> Set exercise: Copy out the records precisely, omitting pictures.

───

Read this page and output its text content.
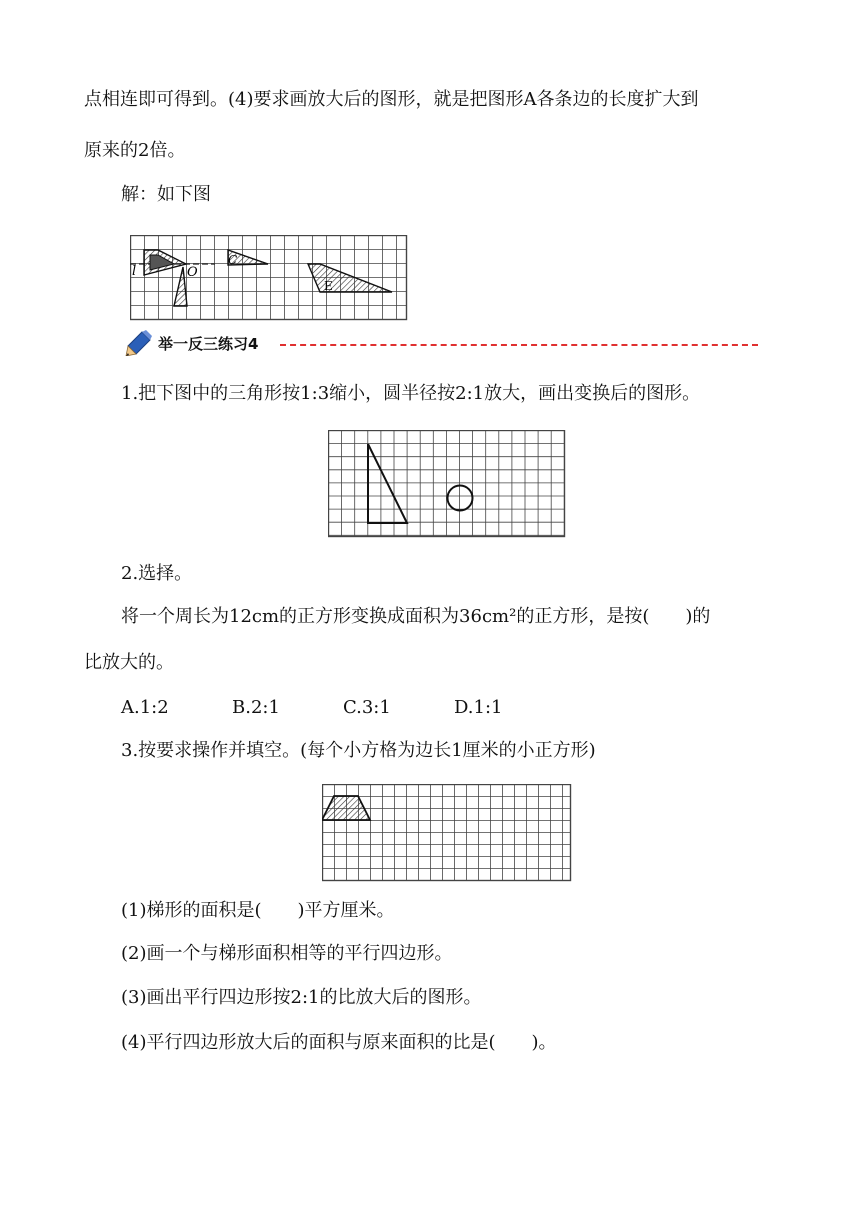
点相连即可得到。(4)要求画放大后的图形，就是把图形A各条边的长度扩大到
原来的2倍。
解：如下图
l	O
C
E
举一反三练习4
1.把下图中的三角形按1:3缩小，圆半径按2:1放大，画出变换后的图形。
2.选择。
将一个周长为12cm的正方形变换成面积为36cm²的正方形，是按(　　)的
比放大的。
A.1:2	B.2:1	C.3:1	D.1:1
3.按要求操作并填空。(每个小方格为边长1厘米的小正方形)
(1)梯形的面积是(　　)平方厘米。
(2)画一个与梯形面积相等的平行四边形。
(3)画出平行四边形按2:1的比放大后的图形。
(4)平行四边形放大后的面积与原来面积的比是(　　)。
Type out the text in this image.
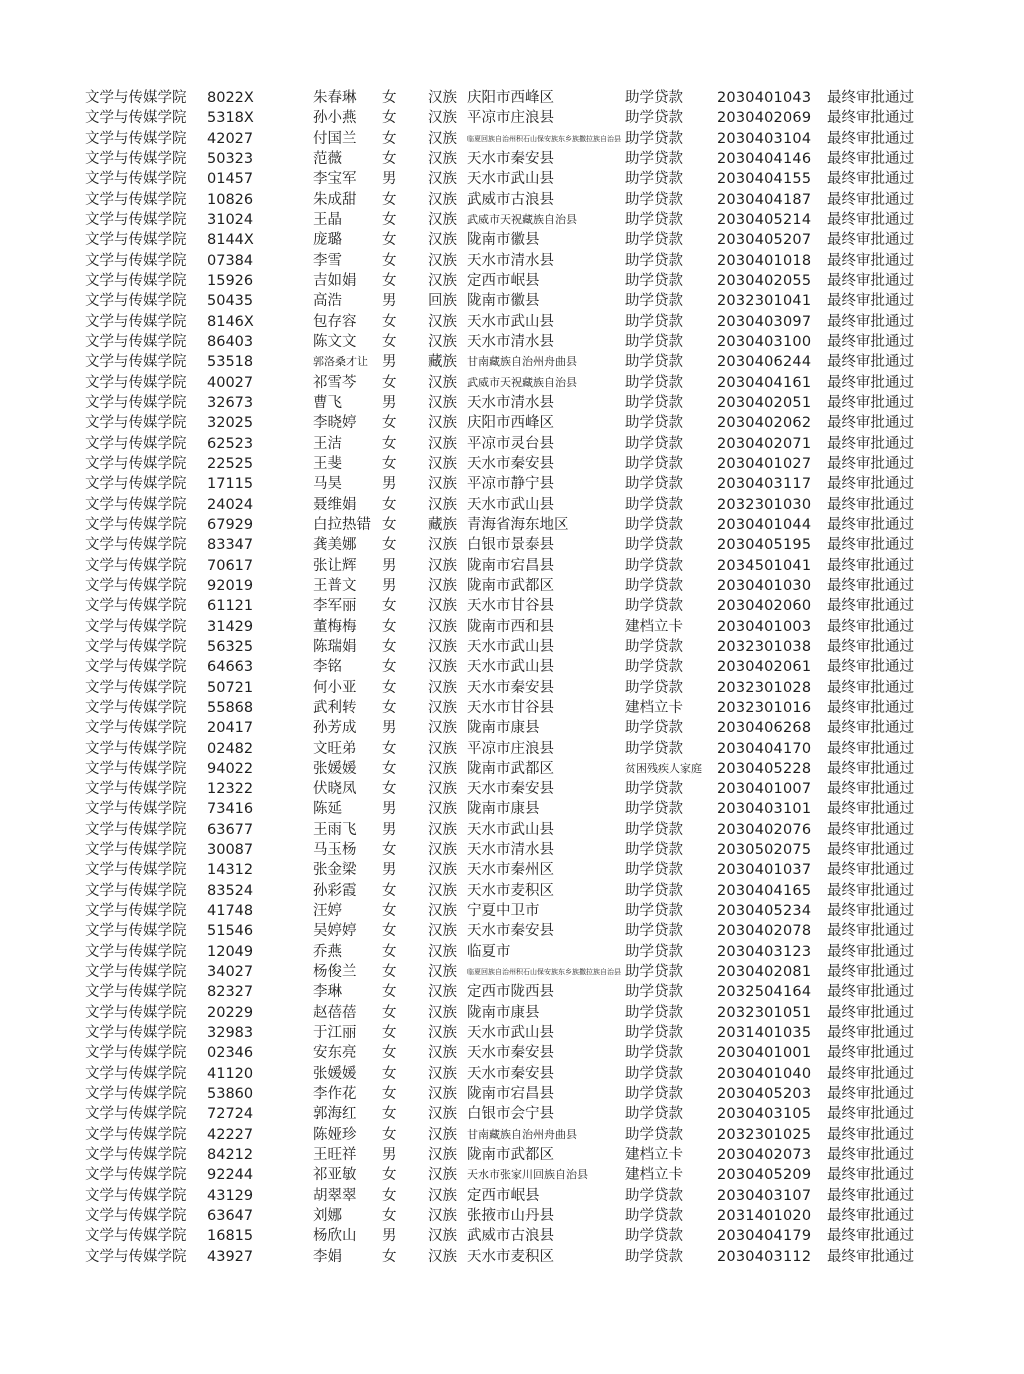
文学与传媒学院	8022X	朱春琳	女	汉族 庆阳市西峰区	助学贷款	2030401043	最终审批通过
文学与传媒学院	5318X	孙小燕	女	汉族 平凉市庄浪县	助学贷款	2030402069	最终审批通过
文学与传媒学院	42027	付国兰	女	汉族	临夏回族自治州积石山保安族东乡族撒拉族自治县 助学贷款	2030403104	最终审批通过
文学与传媒学院	50323	范薇	女	汉族 天水市秦安县	助学贷款	2030404146	最终审批通过
文学与传媒学院	01457	李宝军	男	汉族 天水市武山县	助学贷款	2030404155	最终审批通过
文学与传媒学院	10826	朱成甜	女	汉族 武威市古浪县	助学贷款	2030404187	最终审批通过
文学与传媒学院	31024	王晶	女	汉族 武威市天祝藏族自治县	助学贷款	2030405214	最终审批通过
文学与传媒学院	8144X	庞璐	女	汉族 陇南市徽县	助学贷款	2030405207	最终审批通过
文学与传媒学院	07384	李雪	女	汉族 天水市清水县	助学贷款	2030401018	最终审批通过
文学与传媒学院	15926	吉如娟	女	汉族 定西市岷县	助学贷款	2030402055	最终审批通过
文学与传媒学院	50435	高浩	男	回族 陇南市徽县	助学贷款	2032301041	最终审批通过
文学与传媒学院	8146X	包存容	女	汉族 天水市武山县	助学贷款	2030403097	最终审批通过
文学与传媒学院	86403	陈文文	女	汉族 天水市清水县	助学贷款	2030403100	最终审批通过
文学与传媒学院	53518	郭洛桑才让 男	藏族 甘南藏族自治州舟曲县	助学贷款	2030406244	最终审批通过
文学与传媒学院	40027	祁雪芩	女	汉族 武威市天祝藏族自治县	助学贷款	2030404161	最终审批通过
文学与传媒学院	32673	曹飞	男	汉族 天水市清水县	助学贷款	2030402051	最终审批通过
文学与传媒学院	32025	李晓婷	女	汉族 庆阳市西峰区	助学贷款	2030402062	最终审批通过
文学与传媒学院	62523	王洁	女	汉族 平凉市灵台县	助学贷款	2030402071	最终审批通过
文学与传媒学院	22525	王斐	女	汉族 天水市秦安县	助学贷款	2030401027	最终审批通过
文学与传媒学院	17115	马昊	男	汉族 平凉市静宁县	助学贷款	2030403117	最终审批通过
文学与传媒学院	24024	聂维娟	女	汉族 天水市武山县	助学贷款	2032301030	最终审批通过
文学与传媒学院	67929	白拉热错 女	藏族 青海省海东地区	助学贷款	2030401044	最终审批通过
文学与传媒学院	83347	龚美娜	女	汉族 白银市景泰县	助学贷款	2030405195	最终审批通过
文学与传媒学院	70617	张让辉	男	汉族 陇南市宕昌县	助学贷款	2034501041	最终审批通过
文学与传媒学院	92019	王普文	男	汉族 陇南市武都区	助学贷款	2030401030	最终审批通过
文学与传媒学院	61121	李军丽	女	汉族 天水市甘谷县	助学贷款	2030402060	最终审批通过
文学与传媒学院	31429	董梅梅	女	汉族 陇南市西和县	建档立卡	2030401003	最终审批通过
文学与传媒学院	56325	陈瑞娟	女	汉族 天水市武山县	助学贷款	2032301038	最终审批通过
文学与传媒学院	64663	李铭	女	汉族 天水市武山县	助学贷款	2030402061	最终审批通过
文学与传媒学院	50721	何小亚	女	汉族 天水市秦安县	助学贷款	2032301028	最终审批通过
文学与传媒学院	55868	武利转	女	汉族 天水市甘谷县	建档立卡	2032301016	最终审批通过
文学与传媒学院	20417	孙芳成	男	汉族 陇南市康县	助学贷款	2030406268	最终审批通过
文学与传媒学院	02482	文旺弟	女	汉族 平凉市庄浪县	助学贷款	2030404170	最终审批通过
文学与传媒学院	94022	张媛媛	女	汉族 陇南市武都区	贫困残疾人家庭	2030405228	最终审批通过
文学与传媒学院	12322	伏晓凤	女	汉族 天水市秦安县	助学贷款	2030401007	最终审批通过
文学与传媒学院	73416	陈延	男	汉族 陇南市康县	助学贷款	2030403101	最终审批通过
文学与传媒学院	63677	王雨飞	男	汉族 天水市武山县	助学贷款	2030402076	最终审批通过
文学与传媒学院	30087	马玉杨	女	汉族 天水市清水县	助学贷款	2030502075	最终审批通过
文学与传媒学院	14312	张金梁	男	汉族 天水市秦州区	助学贷款	2030401037	最终审批通过
文学与传媒学院	83524	孙彩霞	女	汉族 天水市麦积区	助学贷款	2030404165	最终审批通过
文学与传媒学院	41748	汪婷	女	汉族 宁夏中卫市	助学贷款	2030405234	最终审批通过
文学与传媒学院	51546	吴婷婷	女	汉族 天水市秦安县	助学贷款	2030402078	最终审批通过
文学与传媒学院	12049	乔燕	女	汉族 临夏市	助学贷款	2030403123	最终审批通过
文学与传媒学院	34027	杨俊兰	女	汉族	临夏回族自治州积石山保安族东乡族撒拉族自治县 助学贷款	2030402081	最终审批通过
文学与传媒学院	82327	李琳	女	汉族 定西市陇西县	助学贷款	2032504164	最终审批通过
文学与传媒学院	20229	赵蓓蓓	女	汉族 陇南市康县	助学贷款	2032301051	最终审批通过
文学与传媒学院	32983	于江丽	女	汉族 天水市武山县	助学贷款	2031401035	最终审批通过
文学与传媒学院	02346	安东亮	女	汉族 天水市秦安县	助学贷款	2030401001	最终审批通过
文学与传媒学院	41120	张媛媛	女	汉族 天水市秦安县	助学贷款	2030401040	最终审批通过
文学与传媒学院	53860	李作花	女	汉族 陇南市宕昌县	助学贷款	2030405203	最终审批通过
文学与传媒学院	72724	郭海红	女	汉族 白银市会宁县	助学贷款	2030403105	最终审批通过
文学与传媒学院	42227	陈娅珍	女	汉族 甘南藏族自治州舟曲县	助学贷款	2032301025	最终审批通过
文学与传媒学院	84212	王旺祥	男	汉族 陇南市武都区	建档立卡	2030402073	最终审批通过
文学与传媒学院	92244	祁亚敏	女	汉族 天水市张家川回族自治县	建档立卡	2030405209	最终审批通过
文学与传媒学院	43129	胡翠翠	女	汉族 定西市岷县	助学贷款	2030403107	最终审批通过
文学与传媒学院	63647	刘娜	女	汉族 张掖市山丹县	助学贷款	2031401020	最终审批通过
文学与传媒学院	16815	杨欣山	男	汉族 武威市古浪县	助学贷款	2030404179	最终审批通过
文学与传媒学院	43927	李娟	女	汉族 天水市麦积区	助学贷款	2030403112	最终审批通过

───

> Response:
Read this page and output its text content.
点相连即可得到。(4)要求画放大后的图形，就是把图形A各条边的长度扩大到
原来的2倍。
解：如下图
l	O
C
E
举一反三练习4
1.把下图中的三角形按1:3缩小，圆半径按2:1放大，画出变换后的图形。
2.选择。
将一个周长为12cm的正方形变换成面积为36cm²的正方形，是按(　　)的
比放大的。
A.1:2	B.2:1	C.3:1	D.1:1
3.按要求操作并填空。(每个小方格为边长1厘米的小正方形)
(1)梯形的面积是(　　)平方厘米。
(2)画一个与梯形面积相等的平行四边形。
(3)画出平行四边形按2:1的比放大后的图形。
(4)平行四边形放大后的面积与原来面积的比是(　　)。
Type out the text in this image.
文学与传媒学院	8022X	朱春琳	女	汉族 庆阳市西峰区	助学贷款	2030401043	最终审批通过
文学与传媒学院	5318X	孙小燕	女	汉族 平凉市庄浪县	助学贷款	2030402069	最终审批通过
文学与传媒学院	42027	付国兰	女	汉族	临夏回族自治州积石山保安族东乡族撒拉族自治县 助学贷款	2030403104	最终审批通过
文学与传媒学院	50323	范薇	女	汉族 天水市秦安县	助学贷款	2030404146	最终审批通过
文学与传媒学院	01457	李宝军	男	汉族 天水市武山县	助学贷款	2030404155	最终审批通过
文学与传媒学院	10826	朱成甜	女	汉族 武威市古浪县	助学贷款	2030404187	最终审批通过
文学与传媒学院	31024	王晶	女	汉族 武威市天祝藏族自治县	助学贷款	2030405214	最终审批通过
文学与传媒学院	8144X	庞璐	女	汉族 陇南市徽县	助学贷款	2030405207	最终审批通过
文学与传媒学院	07384	李雪	女	汉族 天水市清水县	助学贷款	2030401018	最终审批通过
文学与传媒学院	15926	吉如娟	女	汉族 定西市岷县	助学贷款	2030402055	最终审批通过
文学与传媒学院	50435	高浩	男	回族 陇南市徽县	助学贷款	2032301041	最终审批通过
文学与传媒学院	8146X	包存容	女	汉族 天水市武山县	助学贷款	2030403097	最终审批通过
文学与传媒学院	86403	陈文文	女	汉族 天水市清水县	助学贷款	2030403100	最终审批通过
文学与传媒学院	53518	郭洛桑才让 男	藏族 甘南藏族自治州舟曲县	助学贷款	2030406244	最终审批通过
文学与传媒学院	40027	祁雪芩	女	汉族 武威市天祝藏族自治县	助学贷款	2030404161	最终审批通过
文学与传媒学院	32673	曹飞	男	汉族 天水市清水县	助学贷款	2030402051	最终审批通过
文学与传媒学院	32025	李晓婷	女	汉族 庆阳市西峰区	助学贷款	2030402062	最终审批通过
文学与传媒学院	62523	王洁	女	汉族 平凉市灵台县	助学贷款	2030402071	最终审批通过
文学与传媒学院	22525	王斐	女	汉族 天水市秦安县	助学贷款	2030401027	最终审批通过
文学与传媒学院	17115	马昊	男	汉族 平凉市静宁县	助学贷款	2030403117	最终审批通过
文学与传媒学院	24024	聂维娟	女	汉族 天水市武山县	助学贷款	2032301030	最终审批通过
文学与传媒学院	67929	白拉热错 女	藏族 青海省海东地区	助学贷款	2030401044	最终审批通过
文学与传媒学院	83347	龚美娜	女	汉族 白银市景泰县	助学贷款	2030405195	最终审批通过
文学与传媒学院	70617	张让辉	男	汉族 陇南市宕昌县	助学贷款	2034501041	最终审批通过
文学与传媒学院	92019	王普文	男	汉族 陇南市武都区	助学贷款	2030401030	最终审批通过
文学与传媒学院	61121	李军丽	女	汉族 天水市甘谷县	助学贷款	2030402060	最终审批通过
文学与传媒学院	31429	董梅梅	女	汉族 陇南市西和县	建档立卡	2030401003	最终审批通过
文学与传媒学院	56325	陈瑞娟	女	汉族 天水市武山县	助学贷款	2032301038	最终审批通过
文学与传媒学院	64663	李铭	女	汉族 天水市武山县	助学贷款	2030402061	最终审批通过
文学与传媒学院	50721	何小亚	女	汉族 天水市秦安县	助学贷款	2032301028	最终审批通过
文学与传媒学院	55868	武利转	女	汉族 天水市甘谷县	建档立卡	2032301016	最终审批通过
文学与传媒学院	20417	孙芳成	男	汉族 陇南市康县	助学贷款	2030406268	最终审批通过
文学与传媒学院	02482	文旺弟	女	汉族 平凉市庄浪县	助学贷款	2030404170	最终审批通过
文学与传媒学院	94022	张媛媛	女	汉族 陇南市武都区	贫困残疾人家庭	2030405228	最终审批通过
文学与传媒学院	12322	伏晓凤	女	汉族 天水市秦安县	助学贷款	2030401007	最终审批通过
文学与传媒学院	73416	陈延	男	汉族 陇南市康县	助学贷款	2030403101	最终审批通过
文学与传媒学院	63677	王雨飞	男	汉族 天水市武山县	助学贷款	2030402076	最终审批通过
文学与传媒学院	30087	马玉杨	女	汉族 天水市清水县	助学贷款	2030502075	最终审批通过
文学与传媒学院	14312	张金梁	男	汉族 天水市秦州区	助学贷款	2030401037	最终审批通过
文学与传媒学院	83524	孙彩霞	女	汉族 天水市麦积区	助学贷款	2030404165	最终审批通过
文学与传媒学院	41748	汪婷	女	汉族 宁夏中卫市	助学贷款	2030405234	最终审批通过
文学与传媒学院	51546	吴婷婷	女	汉族 天水市秦安县	助学贷款	2030402078	最终审批通过
文学与传媒学院	12049	乔燕	女	汉族 临夏市	助学贷款	2030403123	最终审批通过
文学与传媒学院	34027	杨俊兰	女	汉族	临夏回族自治州积石山保安族东乡族撒拉族自治县 助学贷款	2030402081	最终审批通过
文学与传媒学院	82327	李琳	女	汉族 定西市陇西县	助学贷款	2032504164	最终审批通过
文学与传媒学院	20229	赵蓓蓓	女	汉族 陇南市康县	助学贷款	2032301051	最终审批通过
文学与传媒学院	32983	于江丽	女	汉族 天水市武山县	助学贷款	2031401035	最终审批通过
文学与传媒学院	02346	安东亮	女	汉族 天水市秦安县	助学贷款	2030401001	最终审批通过
文学与传媒学院	41120	张媛媛	女	汉族 天水市秦安县	助学贷款	2030401040	最终审批通过
文学与传媒学院	53860	李作花	女	汉族 陇南市宕昌县	助学贷款	2030405203	最终审批通过
文学与传媒学院	72724	郭海红	女	汉族 白银市会宁县	助学贷款	2030403105	最终审批通过
文学与传媒学院	42227	陈娅珍	女	汉族 甘南藏族自治州舟曲县	助学贷款	2032301025	最终审批通过
文学与传媒学院	84212	王旺祥	男	汉族 陇南市武都区	建档立卡	2030402073	最终审批通过
文学与传媒学院	92244	祁亚敏	女	汉族 天水市张家川回族自治县	建档立卡	2030405209	最终审批通过
文学与传媒学院	43129	胡翠翠	女	汉族 定西市岷县	助学贷款	2030403107	最终审批通过
文学与传媒学院	63647	刘娜	女	汉族 张掖市山丹县	助学贷款	2031401020	最终审批通过
文学与传媒学院	16815	杨欣山	男	汉族 武威市古浪县	助学贷款	2030404179	最终审批通过
文学与传媒学院	43927	李娟	女	汉族 天水市麦积区	助学贷款	2030403112	最终审批通过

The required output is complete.